• **Exercise details**
Gather all lines containing the string "label" and copy them out.

• **Material for this task**

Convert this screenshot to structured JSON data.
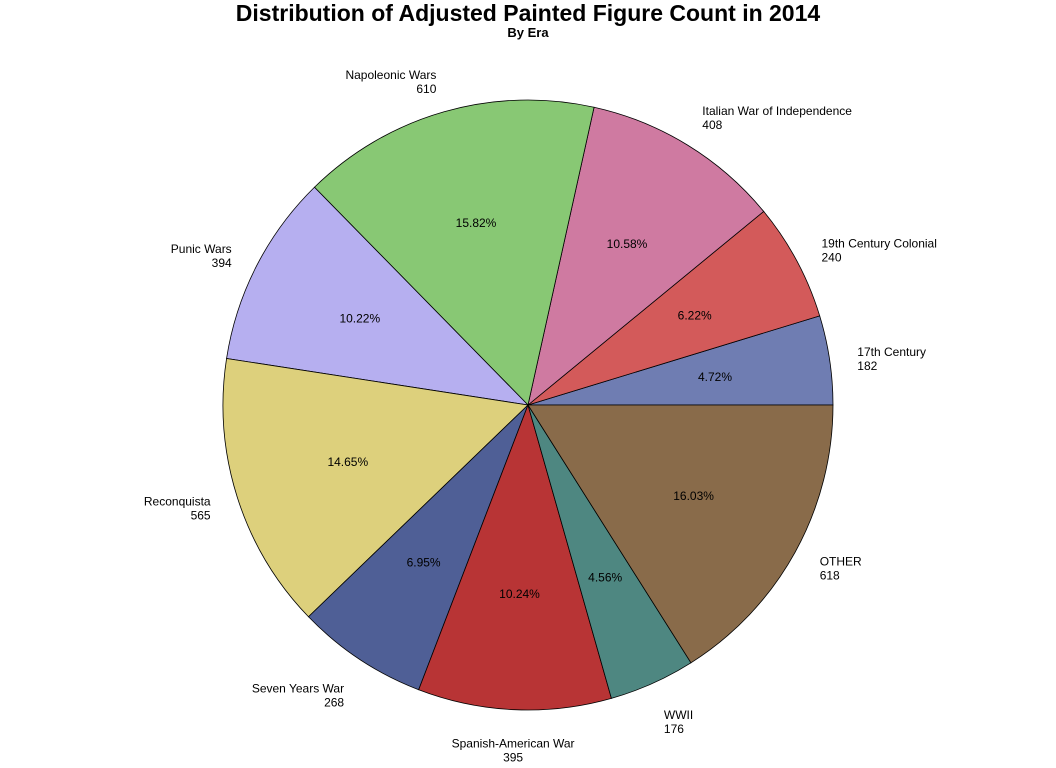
{
  "chart_data": {
    "type": "pie",
    "title": "Distribution of Adjusted Painted Figure Count in 2014",
    "subtitle": "By Era",
    "slices": [
      {
        "label": "17th Century",
        "value": 182,
        "percent": "4.72%",
        "color": "#6f7db2"
      },
      {
        "label": "19th Century Colonial",
        "value": 240,
        "percent": "6.22%",
        "color": "#d35a5a"
      },
      {
        "label": "Italian War of Independence",
        "value": 408,
        "percent": "10.58%",
        "color": "#cf7aa1"
      },
      {
        "label": "Napoleonic Wars",
        "value": 610,
        "percent": "15.82%",
        "color": "#88c874"
      },
      {
        "label": "Punic Wars",
        "value": 394,
        "percent": "10.22%",
        "color": "#b6aff0"
      },
      {
        "label": "Reconquista",
        "value": 565,
        "percent": "14.65%",
        "color": "#ddd07c"
      },
      {
        "label": "Seven Years War",
        "value": 268,
        "percent": "6.95%",
        "color": "#4f5f96"
      },
      {
        "label": "Spanish-American War",
        "value": 395,
        "percent": "10.24%",
        "color": "#b83435"
      },
      {
        "label": "WWII",
        "value": 176,
        "percent": "4.56%",
        "color": "#4e8781"
      },
      {
        "label": "OTHER",
        "value": 618,
        "percent": "16.03%",
        "color": "#896b4a"
      }
    ],
    "direction": "counterclockwise",
    "start": "east"
  }
}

• **Final answer**
        "label": "17th Century",
        "label": "19th Century Colonial",
        "label": "Italian War of Independence",
        "label": "Napoleonic Wars",
        "label": "Punic Wars",
        "label": "Reconquista",
        "label": "Seven Years War",
        "label": "Spanish-American War",
        "label": "WWII",
        "label": "OTHER",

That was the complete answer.